## The request
Return the lines of the records starting at the first line and ending at the line that contains "683, 1670, 729]", copying them unchanged.

## Supplied records
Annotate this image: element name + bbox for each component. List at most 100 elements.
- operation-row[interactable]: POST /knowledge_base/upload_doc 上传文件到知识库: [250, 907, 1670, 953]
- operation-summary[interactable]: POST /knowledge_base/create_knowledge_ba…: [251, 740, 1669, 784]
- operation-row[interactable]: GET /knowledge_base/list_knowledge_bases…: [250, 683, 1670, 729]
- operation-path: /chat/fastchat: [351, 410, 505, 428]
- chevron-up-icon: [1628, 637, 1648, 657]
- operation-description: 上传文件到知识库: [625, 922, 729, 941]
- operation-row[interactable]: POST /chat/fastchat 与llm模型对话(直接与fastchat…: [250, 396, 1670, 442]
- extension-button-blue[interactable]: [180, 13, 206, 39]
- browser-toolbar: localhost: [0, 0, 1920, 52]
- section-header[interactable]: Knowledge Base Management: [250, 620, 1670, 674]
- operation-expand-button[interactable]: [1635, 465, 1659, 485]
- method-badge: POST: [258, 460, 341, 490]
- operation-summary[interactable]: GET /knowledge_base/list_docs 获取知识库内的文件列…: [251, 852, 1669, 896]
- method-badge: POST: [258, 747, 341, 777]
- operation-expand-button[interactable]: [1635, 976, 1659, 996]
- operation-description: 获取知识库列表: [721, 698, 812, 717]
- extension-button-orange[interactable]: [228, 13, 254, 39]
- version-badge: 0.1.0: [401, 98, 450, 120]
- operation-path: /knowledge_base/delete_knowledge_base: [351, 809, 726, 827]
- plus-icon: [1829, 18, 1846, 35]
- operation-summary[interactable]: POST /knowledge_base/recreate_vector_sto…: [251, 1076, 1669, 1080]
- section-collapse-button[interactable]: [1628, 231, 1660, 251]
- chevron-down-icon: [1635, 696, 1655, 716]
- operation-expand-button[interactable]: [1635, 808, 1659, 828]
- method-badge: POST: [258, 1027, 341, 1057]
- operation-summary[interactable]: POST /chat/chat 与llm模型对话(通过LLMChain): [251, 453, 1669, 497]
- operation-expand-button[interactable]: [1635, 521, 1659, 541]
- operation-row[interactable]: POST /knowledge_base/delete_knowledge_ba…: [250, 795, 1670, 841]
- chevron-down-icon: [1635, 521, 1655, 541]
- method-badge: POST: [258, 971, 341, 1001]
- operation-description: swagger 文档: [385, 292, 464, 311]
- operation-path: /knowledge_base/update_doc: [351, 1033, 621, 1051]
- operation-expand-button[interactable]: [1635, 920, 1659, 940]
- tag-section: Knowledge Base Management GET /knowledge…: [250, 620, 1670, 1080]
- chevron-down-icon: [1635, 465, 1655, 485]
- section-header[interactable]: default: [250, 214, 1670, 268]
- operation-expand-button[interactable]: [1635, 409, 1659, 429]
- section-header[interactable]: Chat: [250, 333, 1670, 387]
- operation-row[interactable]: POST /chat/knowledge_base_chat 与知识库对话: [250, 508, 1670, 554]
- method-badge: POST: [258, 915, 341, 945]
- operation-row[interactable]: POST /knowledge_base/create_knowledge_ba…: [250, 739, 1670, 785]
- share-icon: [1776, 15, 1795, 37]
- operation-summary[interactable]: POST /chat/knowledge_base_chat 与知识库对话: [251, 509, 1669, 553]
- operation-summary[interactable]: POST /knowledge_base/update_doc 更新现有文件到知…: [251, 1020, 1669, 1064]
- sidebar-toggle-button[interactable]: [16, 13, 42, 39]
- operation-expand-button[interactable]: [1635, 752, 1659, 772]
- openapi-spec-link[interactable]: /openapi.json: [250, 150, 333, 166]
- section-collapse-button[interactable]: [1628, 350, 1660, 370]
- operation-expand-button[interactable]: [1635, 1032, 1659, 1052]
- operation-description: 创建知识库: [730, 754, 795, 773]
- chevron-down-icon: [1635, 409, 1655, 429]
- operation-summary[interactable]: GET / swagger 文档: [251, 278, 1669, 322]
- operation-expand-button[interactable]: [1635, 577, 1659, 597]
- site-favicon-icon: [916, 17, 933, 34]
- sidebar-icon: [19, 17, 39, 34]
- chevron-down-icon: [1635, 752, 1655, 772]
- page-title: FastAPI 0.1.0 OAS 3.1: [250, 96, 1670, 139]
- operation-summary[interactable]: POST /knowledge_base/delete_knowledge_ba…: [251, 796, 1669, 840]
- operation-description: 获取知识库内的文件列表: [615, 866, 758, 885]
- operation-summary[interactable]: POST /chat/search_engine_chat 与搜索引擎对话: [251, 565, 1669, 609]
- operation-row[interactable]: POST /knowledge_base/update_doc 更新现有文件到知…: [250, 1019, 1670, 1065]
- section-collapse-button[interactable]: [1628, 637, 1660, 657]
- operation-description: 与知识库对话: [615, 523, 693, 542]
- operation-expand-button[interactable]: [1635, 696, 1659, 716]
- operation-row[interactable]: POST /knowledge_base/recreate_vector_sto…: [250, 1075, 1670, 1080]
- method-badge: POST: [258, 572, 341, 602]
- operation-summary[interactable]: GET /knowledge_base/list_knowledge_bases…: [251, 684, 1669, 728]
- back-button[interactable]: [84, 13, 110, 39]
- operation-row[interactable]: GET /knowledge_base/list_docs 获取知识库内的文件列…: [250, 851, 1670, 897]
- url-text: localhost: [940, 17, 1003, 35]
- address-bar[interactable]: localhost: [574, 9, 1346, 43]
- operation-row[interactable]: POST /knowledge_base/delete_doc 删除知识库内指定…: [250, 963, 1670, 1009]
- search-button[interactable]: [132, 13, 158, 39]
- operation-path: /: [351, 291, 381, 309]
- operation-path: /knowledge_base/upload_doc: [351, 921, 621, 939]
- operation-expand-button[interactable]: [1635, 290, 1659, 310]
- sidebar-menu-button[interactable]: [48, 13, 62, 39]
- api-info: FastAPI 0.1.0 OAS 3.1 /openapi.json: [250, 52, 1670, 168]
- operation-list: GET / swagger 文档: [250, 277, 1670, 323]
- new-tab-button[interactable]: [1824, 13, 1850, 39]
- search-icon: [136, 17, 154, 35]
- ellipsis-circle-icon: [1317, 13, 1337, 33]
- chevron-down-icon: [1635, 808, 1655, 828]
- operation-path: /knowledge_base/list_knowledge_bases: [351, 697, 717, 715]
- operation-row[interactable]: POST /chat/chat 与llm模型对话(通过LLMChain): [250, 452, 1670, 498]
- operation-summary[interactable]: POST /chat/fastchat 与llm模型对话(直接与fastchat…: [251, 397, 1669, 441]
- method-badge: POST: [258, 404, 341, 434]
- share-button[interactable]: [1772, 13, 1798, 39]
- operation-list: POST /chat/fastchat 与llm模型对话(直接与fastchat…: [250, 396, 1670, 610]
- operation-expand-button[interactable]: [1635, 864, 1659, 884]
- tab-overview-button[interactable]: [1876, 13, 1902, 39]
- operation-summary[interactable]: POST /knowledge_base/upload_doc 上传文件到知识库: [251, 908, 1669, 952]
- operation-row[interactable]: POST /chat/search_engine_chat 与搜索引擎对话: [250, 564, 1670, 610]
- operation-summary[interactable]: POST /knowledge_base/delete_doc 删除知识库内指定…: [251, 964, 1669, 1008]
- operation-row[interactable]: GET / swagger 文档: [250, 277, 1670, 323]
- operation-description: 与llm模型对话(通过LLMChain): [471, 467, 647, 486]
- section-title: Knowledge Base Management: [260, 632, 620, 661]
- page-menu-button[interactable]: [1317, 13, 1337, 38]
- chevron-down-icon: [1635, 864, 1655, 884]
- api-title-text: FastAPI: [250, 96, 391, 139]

## Answer to the problem
Annotate this image: element name + bbox for each component. List at most 100 elements.
- operation-row[interactable]: POST /knowledge_base/upload_doc 上传文件到知识库: [250, 907, 1670, 953]
- operation-summary[interactable]: POST /knowledge_base/create_knowledge_ba…: [251, 740, 1669, 784]
- operation-row[interactable]: GET /knowledge_base/list_knowledge_bases…: [250, 683, 1670, 729]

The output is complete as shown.